* _PROBLEM DESCRIPTION_: Repeat the records exactly. Every line must match.

* _DATA LISTING_:
= = =

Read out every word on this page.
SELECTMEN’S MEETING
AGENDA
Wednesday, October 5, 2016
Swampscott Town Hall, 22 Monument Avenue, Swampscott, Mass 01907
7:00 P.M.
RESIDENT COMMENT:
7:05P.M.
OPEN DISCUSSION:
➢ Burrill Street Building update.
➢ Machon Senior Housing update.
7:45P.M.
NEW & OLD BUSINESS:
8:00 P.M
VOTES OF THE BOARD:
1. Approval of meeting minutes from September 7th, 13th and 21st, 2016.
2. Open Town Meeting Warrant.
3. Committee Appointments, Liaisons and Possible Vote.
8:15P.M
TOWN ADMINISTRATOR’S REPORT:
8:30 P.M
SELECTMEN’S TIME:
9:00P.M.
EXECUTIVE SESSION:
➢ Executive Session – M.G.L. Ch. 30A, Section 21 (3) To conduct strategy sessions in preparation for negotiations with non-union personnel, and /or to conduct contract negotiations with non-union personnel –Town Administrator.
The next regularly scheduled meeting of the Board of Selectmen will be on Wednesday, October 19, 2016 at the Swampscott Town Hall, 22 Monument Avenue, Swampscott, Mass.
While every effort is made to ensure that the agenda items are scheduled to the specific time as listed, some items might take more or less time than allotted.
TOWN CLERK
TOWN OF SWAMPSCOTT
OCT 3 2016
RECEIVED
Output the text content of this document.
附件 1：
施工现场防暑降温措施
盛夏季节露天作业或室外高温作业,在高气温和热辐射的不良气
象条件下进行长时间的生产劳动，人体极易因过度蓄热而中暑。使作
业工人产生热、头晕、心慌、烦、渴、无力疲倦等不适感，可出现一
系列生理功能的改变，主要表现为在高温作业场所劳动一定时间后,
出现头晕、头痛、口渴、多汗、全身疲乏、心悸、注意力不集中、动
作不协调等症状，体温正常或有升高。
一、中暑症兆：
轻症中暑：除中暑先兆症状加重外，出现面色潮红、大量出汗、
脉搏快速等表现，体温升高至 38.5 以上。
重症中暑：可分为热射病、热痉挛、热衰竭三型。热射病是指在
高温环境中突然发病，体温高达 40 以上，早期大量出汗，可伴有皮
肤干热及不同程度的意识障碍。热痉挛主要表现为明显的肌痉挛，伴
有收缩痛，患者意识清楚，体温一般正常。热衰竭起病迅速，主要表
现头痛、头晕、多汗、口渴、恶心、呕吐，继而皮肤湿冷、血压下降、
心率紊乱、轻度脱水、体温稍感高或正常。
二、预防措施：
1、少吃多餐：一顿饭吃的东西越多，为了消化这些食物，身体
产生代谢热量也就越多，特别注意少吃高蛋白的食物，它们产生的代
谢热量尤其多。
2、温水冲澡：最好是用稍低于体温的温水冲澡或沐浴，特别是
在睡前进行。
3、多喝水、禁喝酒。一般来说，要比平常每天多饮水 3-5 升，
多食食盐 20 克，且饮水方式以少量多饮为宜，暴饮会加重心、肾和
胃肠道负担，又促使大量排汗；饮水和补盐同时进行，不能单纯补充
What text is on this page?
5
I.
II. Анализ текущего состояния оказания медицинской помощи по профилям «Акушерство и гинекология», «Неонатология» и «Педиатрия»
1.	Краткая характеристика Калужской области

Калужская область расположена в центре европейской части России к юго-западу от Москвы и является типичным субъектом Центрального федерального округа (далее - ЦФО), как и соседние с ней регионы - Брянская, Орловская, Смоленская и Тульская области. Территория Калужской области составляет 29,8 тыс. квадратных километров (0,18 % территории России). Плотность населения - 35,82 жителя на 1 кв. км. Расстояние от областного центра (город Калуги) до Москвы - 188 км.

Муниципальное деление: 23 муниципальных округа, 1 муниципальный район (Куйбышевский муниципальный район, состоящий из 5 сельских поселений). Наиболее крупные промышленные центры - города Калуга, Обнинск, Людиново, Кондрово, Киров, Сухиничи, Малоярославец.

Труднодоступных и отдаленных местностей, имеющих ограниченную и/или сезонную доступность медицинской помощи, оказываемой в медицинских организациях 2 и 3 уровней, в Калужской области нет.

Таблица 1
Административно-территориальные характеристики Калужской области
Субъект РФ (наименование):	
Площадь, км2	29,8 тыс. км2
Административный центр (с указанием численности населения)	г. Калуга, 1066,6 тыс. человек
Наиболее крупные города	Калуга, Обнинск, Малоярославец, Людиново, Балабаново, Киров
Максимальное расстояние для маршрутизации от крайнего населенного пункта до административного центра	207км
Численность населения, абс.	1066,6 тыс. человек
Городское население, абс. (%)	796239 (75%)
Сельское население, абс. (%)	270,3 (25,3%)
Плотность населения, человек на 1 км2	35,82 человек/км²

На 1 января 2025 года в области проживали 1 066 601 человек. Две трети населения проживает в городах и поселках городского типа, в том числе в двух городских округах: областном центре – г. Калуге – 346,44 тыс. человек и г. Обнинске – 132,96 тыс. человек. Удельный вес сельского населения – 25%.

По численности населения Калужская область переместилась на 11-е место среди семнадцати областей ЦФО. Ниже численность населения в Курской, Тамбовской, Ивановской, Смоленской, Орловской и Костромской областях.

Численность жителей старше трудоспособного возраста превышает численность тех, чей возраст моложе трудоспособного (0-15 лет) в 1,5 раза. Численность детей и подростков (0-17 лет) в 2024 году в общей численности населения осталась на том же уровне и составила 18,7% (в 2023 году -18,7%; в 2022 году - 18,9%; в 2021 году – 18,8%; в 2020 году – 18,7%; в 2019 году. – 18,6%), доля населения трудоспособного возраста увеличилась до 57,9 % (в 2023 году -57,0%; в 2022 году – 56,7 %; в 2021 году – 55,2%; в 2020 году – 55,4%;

= = =

* _COMPLETE RESPONSE_:
Read out every word on this page.
SELECTMEN’S MEETING
AGENDA
Wednesday, October 5, 2016
Swampscott Town Hall, 22 Monument Avenue, Swampscott, Mass 01907
7:00 P.M.
RESIDENT COMMENT:
7:05P.M.
OPEN DISCUSSION:
➢ Burrill Street Building update.
➢ Machon Senior Housing update.
7:45P.M.
NEW & OLD BUSINESS:
8:00 P.M
VOTES OF THE BOARD:
1. Approval of meeting minutes from September 7th, 13th and 21st, 2016.
2. Open Town Meeting Warrant.
3. Committee Appointments, Liaisons and Possible Vote.
8:15P.M
TOWN ADMINISTRATOR’S REPORT:
8:30 P.M
SELECTMEN’S TIME:
9:00P.M.
EXECUTIVE SESSION:
➢ Executive Session – M.G.L. Ch. 30A, Section 21 (3) To conduct strategy sessions in preparation for negotiations with non-union personnel, and /or to conduct contract negotiations with non-union personnel –Town Administrator.
The next regularly scheduled meeting of the Board of Selectmen will be on Wednesday, October 19, 2016 at the Swampscott Town Hall, 22 Monument Avenue, Swampscott, Mass.
While every effort is made to ensure that the agenda items are scheduled to the specific time as listed, some items might take more or less time than allotted.
TOWN CLERK
TOWN OF SWAMPSCOTT
OCT 3 2016
RECEIVED
Output the text content of this document.
附件 1：
施工现场防暑降温措施
盛夏季节露天作业或室外高温作业,在高气温和热辐射的不良气
象条件下进行长时间的生产劳动，人体极易因过度蓄热而中暑。使作
业工人产生热、头晕、心慌、烦、渴、无力疲倦等不适感，可出现一
系列生理功能的改变，主要表现为在高温作业场所劳动一定时间后,
出现头晕、头痛、口渴、多汗、全身疲乏、心悸、注意力不集中、动
作不协调等症状，体温正常或有升高。
一、中暑症兆：
轻症中暑：除中暑先兆症状加重外，出现面色潮红、大量出汗、
脉搏快速等表现，体温升高至 38.5 以上。
重症中暑：可分为热射病、热痉挛、热衰竭三型。热射病是指在
高温环境中突然发病，体温高达 40 以上，早期大量出汗，可伴有皮
肤干热及不同程度的意识障碍。热痉挛主要表现为明显的肌痉挛，伴
有收缩痛，患者意识清楚，体温一般正常。热衰竭起病迅速，主要表
现头痛、头晕、多汗、口渴、恶心、呕吐，继而皮肤湿冷、血压下降、
心率紊乱、轻度脱水、体温稍感高或正常。
二、预防措施：
1、少吃多餐：一顿饭吃的东西越多，为了消化这些食物，身体
产生代谢热量也就越多，特别注意少吃高蛋白的食物，它们产生的代
谢热量尤其多。
2、温水冲澡：最好是用稍低于体温的温水冲澡或沐浴，特别是
在睡前进行。
3、多喝水、禁喝酒。一般来说，要比平常每天多饮水 3-5 升，
多食食盐 20 克，且饮水方式以少量多饮为宜，暴饮会加重心、肾和
胃肠道负担，又促使大量排汗；饮水和补盐同时进行，不能单纯补充
What text is on this page?
5
I.
II. Анализ текущего состояния оказания медицинской помощи по профилям «Акушерство и гинекология», «Неонатология» и «Педиатрия»
1.	Краткая характеристика Калужской области

Калужская область расположена в центре европейской части России к юго-западу от Москвы и является типичным субъектом Центрального федерального округа (далее - ЦФО), как и соседние с ней регионы - Брянская, Орловская, Смоленская и Тульская области. Территория Калужской области составляет 29,8 тыс. квадратных километров (0,18 % территории России). Плотность населения - 35,82 жителя на 1 кв. км. Расстояние от областного центра (город Калуги) до Москвы - 188 км.

Муниципальное деление: 23 муниципальных округа, 1 муниципальный район (Куйбышевский муниципальный район, состоящий из 5 сельских поселений). Наиболее крупные промышленные центры - города Калуга, Обнинск, Людиново, Кондрово, Киров, Сухиничи, Малоярославец.

Труднодоступных и отдаленных местностей, имеющих ограниченную и/или сезонную доступность медицинской помощи, оказываемой в медицинских организациях 2 и 3 уровней, в Калужской области нет.

Таблица 1
Административно-территориальные характеристики Калужской области
Субъект РФ (наименование):	
Площадь, км2	29,8 тыс. км2
Административный центр (с указанием численности населения)	г. Калуга, 1066,6 тыс. человек
Наиболее крупные города	Калуга, Обнинск, Малоярославец, Людиново, Балабаново, Киров
Максимальное расстояние для маршрутизации от крайнего населенного пункта до административного центра	207км
Численность населения, абс.	1066,6 тыс. человек
Городское население, абс. (%)	796239 (75%)
Сельское население, абс. (%)	270,3 (25,3%)
Плотность населения, человек на 1 км2	35,82 человек/км²

На 1 января 2025 года в области проживали 1 066 601 человек. Две трети населения проживает в городах и поселках городского типа, в том числе в двух городских округах: областном центре – г. Калуге – 346,44 тыс. человек и г. Обнинске – 132,96 тыс. человек. Удельный вес сельского населения – 25%.

По численности населения Калужская область переместилась на 11-е место среди семнадцати областей ЦФО. Ниже численность населения в Курской, Тамбовской, Ивановской, Смоленской, Орловской и Костромской областях.

Численность жителей старше трудоспособного возраста превышает численность тех, чей возраст моложе трудоспособного (0-15 лет) в 1,5 раза. Численность детей и подростков (0-17 лет) в 2024 году в общей численности населения осталась на том же уровне и составила 18,7% (в 2023 году -18,7%; в 2022 году - 18,9%; в 2021 году – 18,8%; в 2020 году – 18,7%; в 2019 году. – 18,6%), доля населения трудоспособного возраста увеличилась до 57,9 % (в 2023 году -57,0%; в 2022 году – 56,7 %; в 2021 году – 55,2%; в 2020 году – 55,4%;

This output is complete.